-- Extrait fourni --
++++++++++
Un Grand Imam d’Al-Azhar
Ash-Sharif.
Sheikh Abd Al-Halim
Mahmud (1910-1978)
SOMMAIRE
L’Imam Abd Al-Halim
Mahmud 1910-1978
Un Grand Imam d’Al-Azhar
Ash-Sharif.
Un enfant précoce et un étudiant brillant
Sheikh `Abd Al-Halîm Mahmûd naquit en
1910 au village As-Salâm, près de la ville de Belbeis, dans la Province de Sharqiyyah, au
sein d’une famille pieuse de la classe moyenne en Egypte. Ses parents
descendent directement du petit fils du Prophète — paix et bénédictions sur lui
— Al-Husayn Ibn `Alî Ibn Abî Tâlib - que Dieu les agrée tous deux
ainsi que toute la famille du prophète. Son père, Sheikh Mahmûd `Alî Ahmad
Al-Husaynî fut un savant d’Al-Azhar et le juge du village.
Sheikh `Abd Al-Halîm Mahmûd apprit le
Coran dans l’école coranique du village. Alors qu’il était très jeune, il finit
la mémorisation du Coran. A cause de son jeune âge, il ne put intégrer un
Institut Religieux d’Al-Azhar l’année où il finit l’apprentissage du Coran.
En 1923, il alla avec son père vers le Caire afin de
suivre les cours du cycle primaire d’Al-Azhar. Deux ans plus tard, il quitta le
Caire pour continuer son éducation à l’Institut Religieux d’Al-Azhar qui venait
d’ouvrir ses portes dans la ville d’Az-Zaqâzîq, la capitale de sa province
natale.
De nombreuses voies d’éducation s’ouvraient au jeune
Sheikh `Abd Al-Halîm. A cette époque, de nombreuses écoles pour la
formation des enseignants ouvrirent leurs portes. Elles bénéficiaient d’une
bonne cote du fait que leurs diplômés étaient bien rémunérés. Cependant, le
père du jeune Sheikh `Abd Al-Halîm insista pour que son fils, poursuive
son éducation à Al-Azhar. Sheikh `Abd Al-Halîm trouva un compromis
satisfaisant, mais très contraignant, en suivant trois systèmes d’éducation
simultanément.
La persévérance de Sheikh `Abd Al-Halîm porta
ses fruits. Au début du cycle secondaire, son savoir était largement supérieur
à celui de ses collègues. C’est pourquoi, en classe de seconde, il couvrit en
une année tout le programme du secondaire et obtint le baccalauréat d’Al-Azhar.
Par conséquent, l’enseignement supérieur d’Al-Azhar ouvrit grandes ses portes
pour accueillir l’étudiant brillant et précoce que fut Sheikh `Abd Al-Halîm.
Le Sheikh commença son cycle universitaire à Al-Azhar
en 1928 à une époque où l’éducation supérieure de l’Université n’était pas
divisée en Facultés. Il avait beaucoup de respect pour ses professeurs. Parmi
les savants qui l’ont marqué, il cite Sheikh Mahmûd Shaltût, Sheikh Hâmid
Meheisen, Sheikh Az-Zankalôni, Sheikh Muhammad `Abd Allah Daraz, Sheikh Muhammad
Mustafâ Al-Marâghî et Sheikh Mustafâ `Abd Ar-Râziq.
++++++++++
-- Lignes de données --
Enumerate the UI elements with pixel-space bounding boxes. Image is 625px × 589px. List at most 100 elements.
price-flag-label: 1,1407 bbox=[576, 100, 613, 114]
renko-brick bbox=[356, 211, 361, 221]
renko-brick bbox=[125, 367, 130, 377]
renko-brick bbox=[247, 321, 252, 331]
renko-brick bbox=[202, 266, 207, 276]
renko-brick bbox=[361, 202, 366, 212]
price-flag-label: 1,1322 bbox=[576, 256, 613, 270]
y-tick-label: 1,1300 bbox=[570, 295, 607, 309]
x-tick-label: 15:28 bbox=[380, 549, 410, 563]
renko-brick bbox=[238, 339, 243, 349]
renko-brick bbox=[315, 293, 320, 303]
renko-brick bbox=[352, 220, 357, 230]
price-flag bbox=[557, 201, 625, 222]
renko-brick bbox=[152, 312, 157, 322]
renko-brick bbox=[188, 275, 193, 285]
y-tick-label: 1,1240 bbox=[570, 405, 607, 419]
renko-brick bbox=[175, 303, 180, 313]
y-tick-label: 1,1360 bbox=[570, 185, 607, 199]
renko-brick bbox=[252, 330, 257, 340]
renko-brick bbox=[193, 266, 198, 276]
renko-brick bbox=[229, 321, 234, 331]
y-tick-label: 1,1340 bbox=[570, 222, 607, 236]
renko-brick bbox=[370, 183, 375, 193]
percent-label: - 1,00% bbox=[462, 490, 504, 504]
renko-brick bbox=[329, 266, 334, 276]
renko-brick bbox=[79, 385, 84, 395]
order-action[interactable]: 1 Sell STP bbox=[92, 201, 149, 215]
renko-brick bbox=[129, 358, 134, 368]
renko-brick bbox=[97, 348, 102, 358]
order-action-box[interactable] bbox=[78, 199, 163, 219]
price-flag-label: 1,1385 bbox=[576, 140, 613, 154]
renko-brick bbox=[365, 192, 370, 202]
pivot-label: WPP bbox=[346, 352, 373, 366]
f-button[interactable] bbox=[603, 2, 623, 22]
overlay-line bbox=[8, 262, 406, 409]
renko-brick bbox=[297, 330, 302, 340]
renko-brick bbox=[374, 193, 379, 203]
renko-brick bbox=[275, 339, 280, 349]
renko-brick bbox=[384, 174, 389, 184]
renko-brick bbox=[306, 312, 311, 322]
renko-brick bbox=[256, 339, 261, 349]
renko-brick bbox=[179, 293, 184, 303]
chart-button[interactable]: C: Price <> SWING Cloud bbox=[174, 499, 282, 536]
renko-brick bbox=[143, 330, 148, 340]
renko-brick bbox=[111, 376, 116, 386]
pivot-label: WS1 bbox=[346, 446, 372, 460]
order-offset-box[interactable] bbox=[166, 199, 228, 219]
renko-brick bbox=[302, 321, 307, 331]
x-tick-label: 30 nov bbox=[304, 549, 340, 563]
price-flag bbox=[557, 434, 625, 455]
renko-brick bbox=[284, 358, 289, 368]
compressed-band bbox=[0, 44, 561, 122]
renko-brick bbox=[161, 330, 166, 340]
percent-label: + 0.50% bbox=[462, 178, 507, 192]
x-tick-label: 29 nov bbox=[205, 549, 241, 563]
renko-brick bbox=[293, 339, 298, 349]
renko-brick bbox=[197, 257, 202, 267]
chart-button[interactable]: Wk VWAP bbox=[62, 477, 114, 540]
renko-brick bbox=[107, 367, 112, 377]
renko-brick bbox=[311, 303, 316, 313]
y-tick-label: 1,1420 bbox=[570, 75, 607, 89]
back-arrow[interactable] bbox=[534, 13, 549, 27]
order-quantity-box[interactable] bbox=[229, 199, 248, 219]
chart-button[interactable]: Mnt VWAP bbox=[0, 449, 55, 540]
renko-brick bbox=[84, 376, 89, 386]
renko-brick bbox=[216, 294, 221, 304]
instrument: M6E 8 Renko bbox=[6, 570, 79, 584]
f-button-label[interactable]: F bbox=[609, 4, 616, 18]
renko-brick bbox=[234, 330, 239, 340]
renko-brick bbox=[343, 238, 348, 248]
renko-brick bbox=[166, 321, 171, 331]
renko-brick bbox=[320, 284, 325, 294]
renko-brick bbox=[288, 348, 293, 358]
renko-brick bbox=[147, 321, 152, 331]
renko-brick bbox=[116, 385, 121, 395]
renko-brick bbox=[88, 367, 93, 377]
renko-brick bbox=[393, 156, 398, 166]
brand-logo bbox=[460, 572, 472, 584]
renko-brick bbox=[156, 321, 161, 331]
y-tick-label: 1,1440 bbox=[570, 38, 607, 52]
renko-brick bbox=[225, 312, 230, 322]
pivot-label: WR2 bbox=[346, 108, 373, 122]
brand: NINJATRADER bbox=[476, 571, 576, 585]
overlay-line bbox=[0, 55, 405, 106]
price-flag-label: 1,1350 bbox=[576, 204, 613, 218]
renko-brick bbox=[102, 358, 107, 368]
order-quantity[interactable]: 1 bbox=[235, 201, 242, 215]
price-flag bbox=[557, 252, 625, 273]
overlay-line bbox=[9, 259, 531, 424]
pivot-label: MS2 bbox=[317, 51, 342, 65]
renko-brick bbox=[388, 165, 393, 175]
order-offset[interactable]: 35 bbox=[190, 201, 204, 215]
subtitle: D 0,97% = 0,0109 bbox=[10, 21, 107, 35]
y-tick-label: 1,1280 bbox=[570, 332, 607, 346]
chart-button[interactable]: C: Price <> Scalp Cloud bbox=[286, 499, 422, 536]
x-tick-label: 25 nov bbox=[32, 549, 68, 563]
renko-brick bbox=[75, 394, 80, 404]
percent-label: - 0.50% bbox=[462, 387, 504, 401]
++++++++++
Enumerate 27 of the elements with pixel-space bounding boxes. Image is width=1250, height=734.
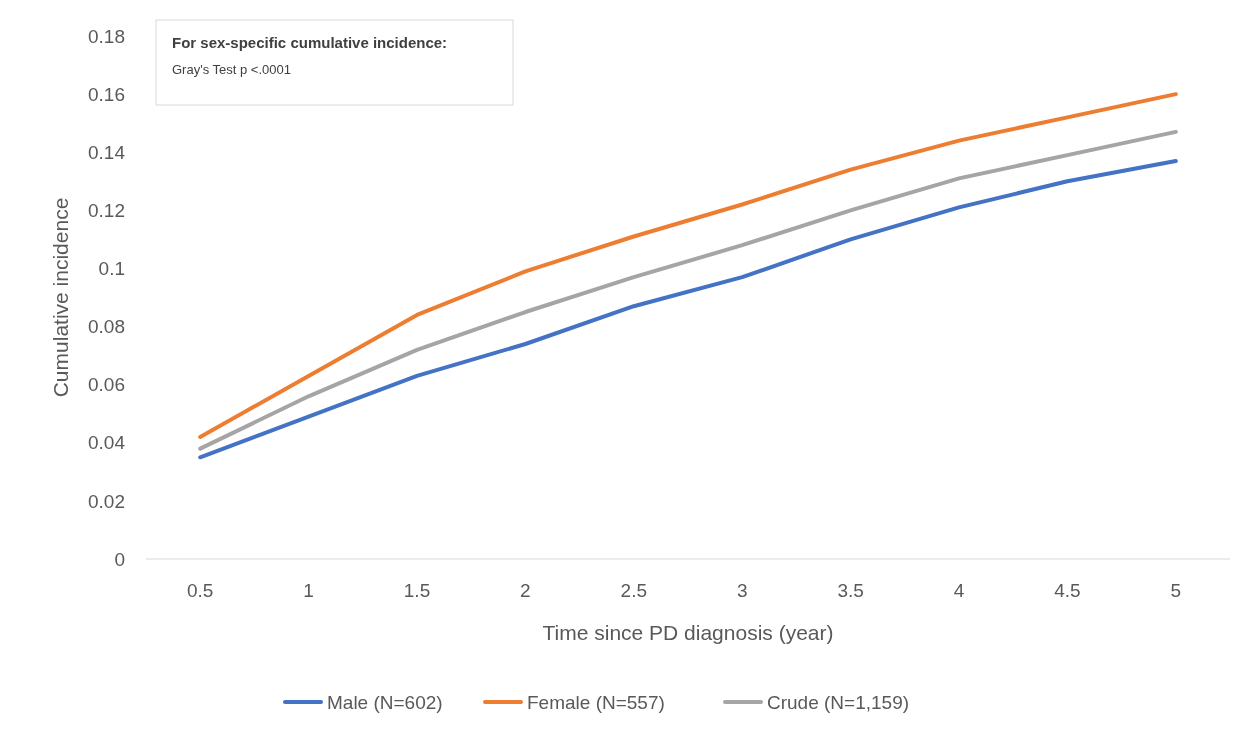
++++++++++
-- Consignes --
**A.** Traduisez en anglais cette phrase de l'extrait : « Il avait beaucoup de respect pour ses professeurs. »
**B.** Recopiez le passage de l'extrait compris entre « En 1923, il » et « simultanément. » inclus, en changeant « père » en « oncle ».
Les données n'ont aucun rapport avec l'extrait.

-- Corrigé --
**A.** He had great respect for his teachers.

**B.**
En 1923, il alla avec son oncle vers le Caire afin de
suivre les cours du cycle primaire d’Al-Azhar. Deux ans plus tard, il quitta le
Caire pour continuer son éducation à l’Institut Religieux d’Al-Azhar qui venait
d’ouvrir ses portes dans la ville d’Az-Zaqâzîq, la capitale de sa province
natale.
De nombreuses voies d’éducation s’ouvraient au jeune
Sheikh `Abd Al-Halîm. A cette époque, de nombreuses écoles pour la
formation des enseignants ouvrirent leurs portes. Elles bénéficiaient d’une
bonne cote du fait que leurs diplômés étaient bien rémunérés. Cependant, le
oncle du jeune Sheikh `Abd Al-Halîm insista pour que son fils, poursuive
son éducation à Al-Azhar. Sheikh `Abd Al-Halîm trouva un compromis
satisfaisant, mais très contraignant, en suivant trois systèmes d’éducation
simultanément.